Dataset rows about figures
►
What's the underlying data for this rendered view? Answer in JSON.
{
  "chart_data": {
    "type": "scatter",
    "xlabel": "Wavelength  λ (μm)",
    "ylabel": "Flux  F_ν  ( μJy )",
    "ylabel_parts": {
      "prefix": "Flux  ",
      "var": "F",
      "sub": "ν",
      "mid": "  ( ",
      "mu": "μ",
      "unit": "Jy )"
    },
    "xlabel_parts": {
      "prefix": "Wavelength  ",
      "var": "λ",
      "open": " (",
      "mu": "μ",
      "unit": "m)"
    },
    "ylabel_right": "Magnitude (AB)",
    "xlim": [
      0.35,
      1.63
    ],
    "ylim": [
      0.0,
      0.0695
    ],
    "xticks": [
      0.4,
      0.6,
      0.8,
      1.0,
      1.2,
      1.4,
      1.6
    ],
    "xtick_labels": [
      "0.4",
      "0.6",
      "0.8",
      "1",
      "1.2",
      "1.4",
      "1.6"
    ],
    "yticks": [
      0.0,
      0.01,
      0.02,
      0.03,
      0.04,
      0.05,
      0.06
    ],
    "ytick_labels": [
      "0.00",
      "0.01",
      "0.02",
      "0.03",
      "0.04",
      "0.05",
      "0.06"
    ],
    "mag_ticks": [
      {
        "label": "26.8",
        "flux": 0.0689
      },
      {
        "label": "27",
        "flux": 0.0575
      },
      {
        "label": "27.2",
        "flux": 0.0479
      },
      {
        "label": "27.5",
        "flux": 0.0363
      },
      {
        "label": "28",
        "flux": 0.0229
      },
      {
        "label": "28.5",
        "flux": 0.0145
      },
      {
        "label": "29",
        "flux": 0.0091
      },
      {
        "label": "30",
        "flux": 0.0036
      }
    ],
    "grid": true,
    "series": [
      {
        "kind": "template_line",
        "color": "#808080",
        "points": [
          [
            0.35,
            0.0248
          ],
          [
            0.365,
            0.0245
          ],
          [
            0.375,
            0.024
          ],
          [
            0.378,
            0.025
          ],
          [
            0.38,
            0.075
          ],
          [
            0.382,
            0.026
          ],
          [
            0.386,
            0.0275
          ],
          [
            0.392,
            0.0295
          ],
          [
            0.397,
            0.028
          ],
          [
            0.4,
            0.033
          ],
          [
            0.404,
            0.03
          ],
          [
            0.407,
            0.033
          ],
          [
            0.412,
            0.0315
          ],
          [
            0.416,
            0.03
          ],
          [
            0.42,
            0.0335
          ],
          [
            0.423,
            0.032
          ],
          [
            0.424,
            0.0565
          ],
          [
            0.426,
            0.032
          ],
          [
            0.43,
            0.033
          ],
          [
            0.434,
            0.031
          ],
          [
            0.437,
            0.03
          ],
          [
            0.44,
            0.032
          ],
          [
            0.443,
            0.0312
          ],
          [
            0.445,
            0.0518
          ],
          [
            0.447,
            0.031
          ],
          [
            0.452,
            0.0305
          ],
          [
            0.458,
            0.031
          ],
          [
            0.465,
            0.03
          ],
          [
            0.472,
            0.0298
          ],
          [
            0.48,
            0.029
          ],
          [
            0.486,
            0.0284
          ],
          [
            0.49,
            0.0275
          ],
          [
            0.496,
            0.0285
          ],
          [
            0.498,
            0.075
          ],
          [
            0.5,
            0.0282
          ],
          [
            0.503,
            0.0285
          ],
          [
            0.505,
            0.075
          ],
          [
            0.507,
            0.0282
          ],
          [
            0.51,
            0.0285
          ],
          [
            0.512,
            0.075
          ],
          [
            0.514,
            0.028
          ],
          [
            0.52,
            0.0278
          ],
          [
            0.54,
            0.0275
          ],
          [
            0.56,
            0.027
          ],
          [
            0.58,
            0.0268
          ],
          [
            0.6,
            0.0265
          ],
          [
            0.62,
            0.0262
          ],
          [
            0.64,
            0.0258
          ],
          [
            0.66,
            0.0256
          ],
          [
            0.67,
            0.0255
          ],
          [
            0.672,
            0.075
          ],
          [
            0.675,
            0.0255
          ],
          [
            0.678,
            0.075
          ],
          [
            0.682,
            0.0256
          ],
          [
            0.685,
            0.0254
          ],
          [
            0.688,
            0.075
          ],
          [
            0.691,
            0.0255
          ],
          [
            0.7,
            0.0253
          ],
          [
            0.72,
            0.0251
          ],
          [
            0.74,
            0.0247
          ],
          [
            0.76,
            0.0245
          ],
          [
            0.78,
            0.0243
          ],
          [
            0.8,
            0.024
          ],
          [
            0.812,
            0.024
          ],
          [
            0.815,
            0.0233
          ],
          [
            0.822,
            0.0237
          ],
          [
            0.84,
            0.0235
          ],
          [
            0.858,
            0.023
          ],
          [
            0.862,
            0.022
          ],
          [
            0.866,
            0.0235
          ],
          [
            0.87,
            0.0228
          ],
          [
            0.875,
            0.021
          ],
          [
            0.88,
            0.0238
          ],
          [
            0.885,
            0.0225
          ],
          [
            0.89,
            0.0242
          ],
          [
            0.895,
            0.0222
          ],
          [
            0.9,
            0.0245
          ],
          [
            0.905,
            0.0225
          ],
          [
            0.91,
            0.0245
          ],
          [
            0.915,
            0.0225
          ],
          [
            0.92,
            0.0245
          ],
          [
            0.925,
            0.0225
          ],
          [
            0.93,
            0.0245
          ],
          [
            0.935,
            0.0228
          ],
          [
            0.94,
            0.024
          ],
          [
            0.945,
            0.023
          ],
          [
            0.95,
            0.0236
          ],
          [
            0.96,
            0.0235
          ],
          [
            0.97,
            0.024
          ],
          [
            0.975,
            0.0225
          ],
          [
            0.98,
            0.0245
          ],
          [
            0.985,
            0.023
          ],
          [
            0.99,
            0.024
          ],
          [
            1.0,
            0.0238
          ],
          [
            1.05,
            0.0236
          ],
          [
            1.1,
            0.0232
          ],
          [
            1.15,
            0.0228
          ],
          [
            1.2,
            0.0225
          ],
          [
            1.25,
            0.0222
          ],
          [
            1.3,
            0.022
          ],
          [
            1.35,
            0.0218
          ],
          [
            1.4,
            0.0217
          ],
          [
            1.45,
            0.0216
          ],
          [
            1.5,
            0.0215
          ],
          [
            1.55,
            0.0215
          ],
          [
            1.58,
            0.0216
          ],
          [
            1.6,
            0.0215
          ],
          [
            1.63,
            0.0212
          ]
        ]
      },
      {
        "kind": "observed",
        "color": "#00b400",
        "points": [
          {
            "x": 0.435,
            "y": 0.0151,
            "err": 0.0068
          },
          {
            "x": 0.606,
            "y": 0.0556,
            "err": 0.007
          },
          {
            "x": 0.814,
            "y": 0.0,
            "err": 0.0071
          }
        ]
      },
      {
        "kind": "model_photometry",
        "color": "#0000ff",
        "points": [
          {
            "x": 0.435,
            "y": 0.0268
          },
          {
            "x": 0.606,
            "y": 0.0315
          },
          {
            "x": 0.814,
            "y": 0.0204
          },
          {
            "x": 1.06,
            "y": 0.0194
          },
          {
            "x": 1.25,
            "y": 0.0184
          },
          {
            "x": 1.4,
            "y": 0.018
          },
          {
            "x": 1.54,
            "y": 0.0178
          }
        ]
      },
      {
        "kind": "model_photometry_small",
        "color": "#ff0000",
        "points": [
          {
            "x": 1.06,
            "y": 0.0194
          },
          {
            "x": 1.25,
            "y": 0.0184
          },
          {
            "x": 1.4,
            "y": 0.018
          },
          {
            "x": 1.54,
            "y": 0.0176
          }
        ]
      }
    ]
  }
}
◄
### WHAT NEEDS TO BE DONE
Restate the data above exactly, keeping each word as it stands.

### TASK ANSWER
What's the underlying data for this rendered view? Answer in JSON.
{
  "chart_data": {
    "type": "scatter",
    "xlabel": "Wavelength  λ (μm)",
    "ylabel": "Flux  F_ν  ( μJy )",
    "ylabel_parts": {
      "prefix": "Flux  ",
      "var": "F",
      "sub": "ν",
      "mid": "  ( ",
      "mu": "μ",
      "unit": "Jy )"
    },
    "xlabel_parts": {
      "prefix": "Wavelength  ",
      "var": "λ",
      "open": " (",
      "mu": "μ",
      "unit": "m)"
    },
    "ylabel_right": "Magnitude (AB)",
    "xlim": [
      0.35,
      1.63
    ],
    "ylim": [
      0.0,
      0.0695
    ],
    "xticks": [
      0.4,
      0.6,
      0.8,
      1.0,
      1.2,
      1.4,
      1.6
    ],
    "xtick_labels": [
      "0.4",
      "0.6",
      "0.8",
      "1",
      "1.2",
      "1.4",
      "1.6"
    ],
    "yticks": [
      0.0,
      0.01,
      0.02,
      0.03,
      0.04,
      0.05,
      0.06
    ],
    "ytick_labels": [
      "0.00",
      "0.01",
      "0.02",
      "0.03",
      "0.04",
      "0.05",
      "0.06"
    ],
    "mag_ticks": [
      {
        "label": "26.8",
        "flux": 0.0689
      },
      {
        "label": "27",
        "flux": 0.0575
      },
      {
        "label": "27.2",
        "flux": 0.0479
      },
      {
        "label": "27.5",
        "flux": 0.0363
      },
      {
        "label": "28",
        "flux": 0.0229
      },
      {
        "label": "28.5",
        "flux": 0.0145
      },
      {
        "label": "29",
        "flux": 0.0091
      },
      {
        "label": "30",
        "flux": 0.0036
      }
    ],
    "grid": true,
    "series": [
      {
        "kind": "template_line",
        "color": "#808080",
        "points": [
          [
            0.35,
            0.0248
          ],
          [
            0.365,
            0.0245
          ],
          [
            0.375,
            0.024
          ],
          [
            0.378,
            0.025
          ],
          [
            0.38,
            0.075
          ],
          [
            0.382,
            0.026
          ],
          [
            0.386,
            0.0275
          ],
          [
            0.392,
            0.0295
          ],
          [
            0.397,
            0.028
          ],
          [
            0.4,
            0.033
          ],
          [
            0.404,
            0.03
          ],
          [
            0.407,
            0.033
          ],
          [
            0.412,
            0.0315
          ],
          [
            0.416,
            0.03
          ],
          [
            0.42,
            0.0335
          ],
          [
            0.423,
            0.032
          ],
          [
            0.424,
            0.0565
          ],
          [
            0.426,
            0.032
          ],
          [
            0.43,
            0.033
          ],
          [
            0.434,
            0.031
          ],
          [
            0.437,
            0.03
          ],
          [
            0.44,
            0.032
          ],
          [
            0.443,
            0.0312
          ],
          [
            0.445,
            0.0518
          ],
          [
            0.447,
            0.031
          ],
          [
            0.452,
            0.0305
          ],
          [
            0.458,
            0.031
          ],
          [
            0.465,
            0.03
          ],
          [
            0.472,
            0.0298
          ],
          [
            0.48,
            0.029
          ],
          [
            0.486,
            0.0284
          ],
          [
            0.49,
            0.0275
          ],
          [
            0.496,
            0.0285
          ],
          [
            0.498,
            0.075
          ],
          [
            0.5,
            0.0282
          ],
          [
            0.503,
            0.0285
          ],
          [
            0.505,
            0.075
          ],
          [
            0.507,
            0.0282
          ],
          [
            0.51,
            0.0285
          ],
          [
            0.512,
            0.075
          ],
          [
            0.514,
            0.028
          ],
          [
            0.52,
            0.0278
          ],
          [
            0.54,
            0.0275
          ],
          [
            0.56,
            0.027
          ],
          [
            0.58,
            0.0268
          ],
          [
            0.6,
            0.0265
          ],
          [
            0.62,
            0.0262
          ],
          [
            0.64,
            0.0258
          ],
          [
            0.66,
            0.0256
          ],
          [
            0.67,
            0.0255
          ],
          [
            0.672,
            0.075
          ],
          [
            0.675,
            0.0255
          ],
          [
            0.678,
            0.075
          ],
          [
            0.682,
            0.0256
          ],
          [
            0.685,
            0.0254
          ],
          [
            0.688,
            0.075
          ],
          [
            0.691,
            0.0255
          ],
          [
            0.7,
            0.0253
          ],
          [
            0.72,
            0.0251
          ],
          [
            0.74,
            0.0247
          ],
          [
            0.76,
            0.0245
          ],
          [
            0.78,
            0.0243
          ],
          [
            0.8,
            0.024
          ],
          [
            0.812,
            0.024
          ],
          [
            0.815,
            0.0233
          ],
          [
            0.822,
            0.0237
          ],
          [
            0.84,
            0.0235
          ],
          [
            0.858,
            0.023
          ],
          [
            0.862,
            0.022
          ],
          [
            0.866,
            0.0235
          ],
          [
            0.87,
            0.0228
          ],
          [
            0.875,
            0.021
          ],
          [
            0.88,
            0.0238
          ],
          [
            0.885,
            0.0225
          ],
          [
            0.89,
            0.0242
          ],
          [
            0.895,
            0.0222
          ],
          [
            0.9,
            0.0245
          ],
          [
            0.905,
            0.0225
          ],
          [
            0.91,
            0.0245
          ],
          [
            0.915,
            0.0225
          ],
          [
            0.92,
            0.0245
          ],
          [
            0.925,
            0.0225
          ],
          [
            0.93,
            0.0245
          ],
          [
            0.935,
            0.0228
          ],
          [
            0.94,
            0.024
          ],
          [
            0.945,
            0.023
          ],
          [
            0.95,
            0.0236
          ],
          [
            0.96,
            0.0235
          ],
          [
            0.97,
            0.024
          ],
          [
            0.975,
            0.0225
          ],
          [
            0.98,
            0.0245
          ],
          [
            0.985,
            0.023
          ],
          [
            0.99,
            0.024
          ],
          [
            1.0,
            0.0238
          ],
          [
            1.05,
            0.0236
          ],
          [
            1.1,
            0.0232
          ],
          [
            1.15,
            0.0228
          ],
          [
            1.2,
            0.0225
          ],
          [
            1.25,
            0.0222
          ],
          [
            1.3,
            0.022
          ],
          [
            1.35,
            0.0218
          ],
          [
            1.4,
            0.0217
          ],
          [
            1.45,
            0.0216
          ],
          [
            1.5,
            0.0215
          ],
          [
            1.55,
            0.0215
          ],
          [
            1.58,
            0.0216
          ],
          [
            1.6,
            0.0215
          ],
          [
            1.63,
            0.0212
          ]
        ]
      },
      {
        "kind": "observed",
        "color": "#00b400",
        "points": [
          {
            "x": 0.435,
            "y": 0.0151,
            "err": 0.0068
          },
          {
            "x": 0.606,
            "y": 0.0556,
            "err": 0.007
          },
          {
            "x": 0.814,
            "y": 0.0,
            "err": 0.0071
          }
        ]
      },
      {
        "kind": "model_photometry",
        "color": "#0000ff",
        "points": [
          {
            "x": 0.435,
            "y": 0.0268
          },
          {
            "x": 0.606,
            "y": 0.0315
          },
          {
            "x": 0.814,
            "y": 0.0204
          },
          {
            "x": 1.06,
            "y": 0.0194
          },
          {
            "x": 1.25,
            "y": 0.0184
          },
          {
            "x": 1.4,
            "y": 0.018
          },
          {
            "x": 1.54,
            "y": 0.0178
          }
        ]
      },
      {
        "kind": "model_photometry_small",
        "color": "#ff0000",
        "points": [
          {
            "x": 1.06,
            "y": 0.0194
          },
          {
            "x": 1.25,
            "y": 0.0184
          },
          {
            "x": 1.4,
            "y": 0.018
          },
          {
            "x": 1.54,
            "y": 0.0176
          }
        ]
      }
    ]
  }
}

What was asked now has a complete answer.